BEGIN

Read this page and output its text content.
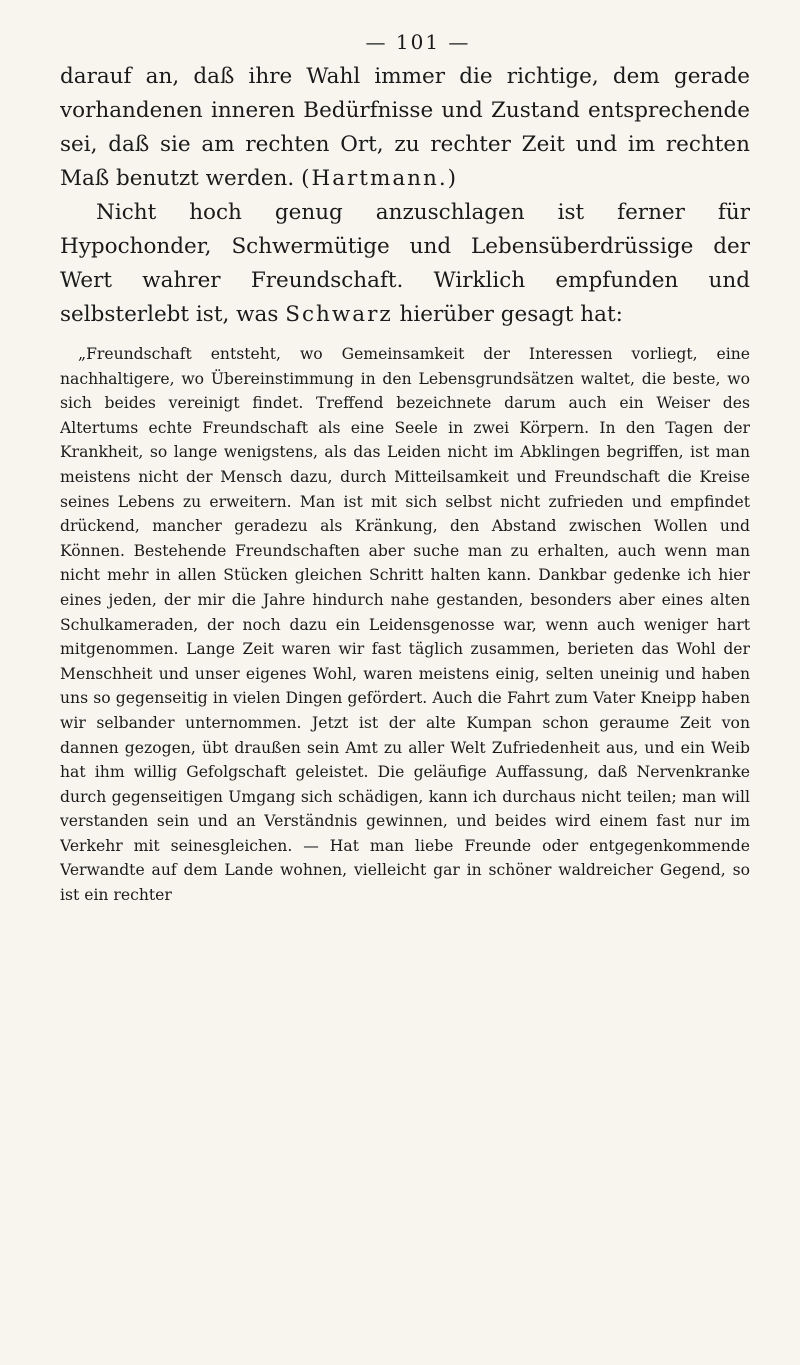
— 101 —

darauf an, daß ihre Wahl immer die richtige, dem gerade vorhandenen inneren Bedürfnisse und Zustand entsprechende sei, daß sie am rechten Ort, zu rechter Zeit und im rechten Maß benutzt werden. (Hartmann.)

Nicht hoch genug anzuschlagen ist ferner für Hypochonder, Schwermütige und Lebensüberdrüssige der Wert wahrer Freundschaft. Wirklich empfunden und selbsterlebt ist, was Schwarz hierüber gesagt hat:

„Freundschaft entsteht, wo Gemeinsamkeit der Interessen vorliegt, eine nachhaltigere, wo Übereinstimmung in den Lebensgrundsätzen waltet, die beste, wo sich beides vereinigt findet. Treffend bezeichnete darum auch ein Weiser des Altertums echte Freundschaft als eine Seele in zwei Körpern. In den Tagen der Krankheit, so lange wenigstens, als das Leiden nicht im Abklingen begriffen, ist man meistens nicht der Mensch dazu, durch Mitteilsamkeit und Freundschaft die Kreise seines Lebens zu erweitern. Man ist mit sich selbst nicht zufrieden und empfindet drückend, mancher geradezu als Kränkung, den Abstand zwischen Wollen und Können. Bestehende Freundschaften aber suche man zu erhalten, auch wenn man nicht mehr in allen Stücken gleichen Schritt halten kann. Dankbar gedenke ich hier eines jeden, der mir die Jahre hindurch nahe gestanden, besonders aber eines alten Schulkameraden, der noch dazu ein Leidensgenosse war, wenn auch weniger hart mitgenommen. Lange Zeit waren wir fast täglich zusammen, berieten das Wohl der Menschheit und unser eigenes Wohl, waren meistens einig, selten uneinig und haben uns so gegenseitig in vielen Dingen gefördert. Auch die Fahrt zum Vater Kneipp haben wir selbander unternommen. Jetzt ist der alte Kumpan schon geraume Zeit von dannen gezogen, übt draußen sein Amt zu aller Welt Zufriedenheit aus, und ein Weib hat ihm willig Gefolgschaft geleistet. Die geläufige Auffassung, daß Nervenkranke durch gegenseitigen Umgang sich schädigen, kann ich durchaus nicht teilen; man will verstanden sein und an Verständnis gewinnen, und beides wird einem fast nur im Verkehr mit seinesgleichen. — Hat man liebe Freunde oder entgegenkommende Verwandte auf dem Lande wohnen, vielleicht gar in schöner waldreicher Gegend, so ist ein rechter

END

- _Assignment_
What the task needs is the material above repeated exactly, pictures excepted.

- _Written response_
Read this page and output its text content.
— 101 —

darauf an, daß ihre Wahl immer die richtige, dem gerade vorhandenen inneren Bedürfnisse und Zustand entsprechende sei, daß sie am rechten Ort, zu rechter Zeit und im rechten Maß benutzt werden. (Hartmann.)

Nicht hoch genug anzuschlagen ist ferner für Hypochonder, Schwermütige und Lebensüberdrüssige der Wert wahrer Freundschaft. Wirklich empfunden und selbsterlebt ist, was Schwarz hierüber gesagt hat:

„Freundschaft entsteht, wo Gemeinsamkeit der Interessen vorliegt, eine nachhaltigere, wo Übereinstimmung in den Lebensgrundsätzen waltet, die beste, wo sich beides vereinigt findet. Treffend bezeichnete darum auch ein Weiser des Altertums echte Freundschaft als eine Seele in zwei Körpern. In den Tagen der Krankheit, so lange wenigstens, als das Leiden nicht im Abklingen begriffen, ist man meistens nicht der Mensch dazu, durch Mitteilsamkeit und Freundschaft die Kreise seines Lebens zu erweitern. Man ist mit sich selbst nicht zufrieden und empfindet drückend, mancher geradezu als Kränkung, den Abstand zwischen Wollen und Können. Bestehende Freundschaften aber suche man zu erhalten, auch wenn man nicht mehr in allen Stücken gleichen Schritt halten kann. Dankbar gedenke ich hier eines jeden, der mir die Jahre hindurch nahe gestanden, besonders aber eines alten Schulkameraden, der noch dazu ein Leidensgenosse war, wenn auch weniger hart mitgenommen. Lange Zeit waren wir fast täglich zusammen, berieten das Wohl der Menschheit und unser eigenes Wohl, waren meistens einig, selten uneinig und haben uns so gegenseitig in vielen Dingen gefördert. Auch die Fahrt zum Vater Kneipp haben wir selbander unternommen. Jetzt ist der alte Kumpan schon geraume Zeit von dannen gezogen, übt draußen sein Amt zu aller Welt Zufriedenheit aus, und ein Weib hat ihm willig Gefolgschaft geleistet. Die geläufige Auffassung, daß Nervenkranke durch gegenseitigen Umgang sich schädigen, kann ich durchaus nicht teilen; man will verstanden sein und an Verständnis gewinnen, und beides wird einem fast nur im Verkehr mit seinesgleichen. — Hat man liebe Freunde oder entgegenkommende Verwandte auf dem Lande wohnen, vielleicht gar in schöner waldreicher Gegend, so ist ein rechter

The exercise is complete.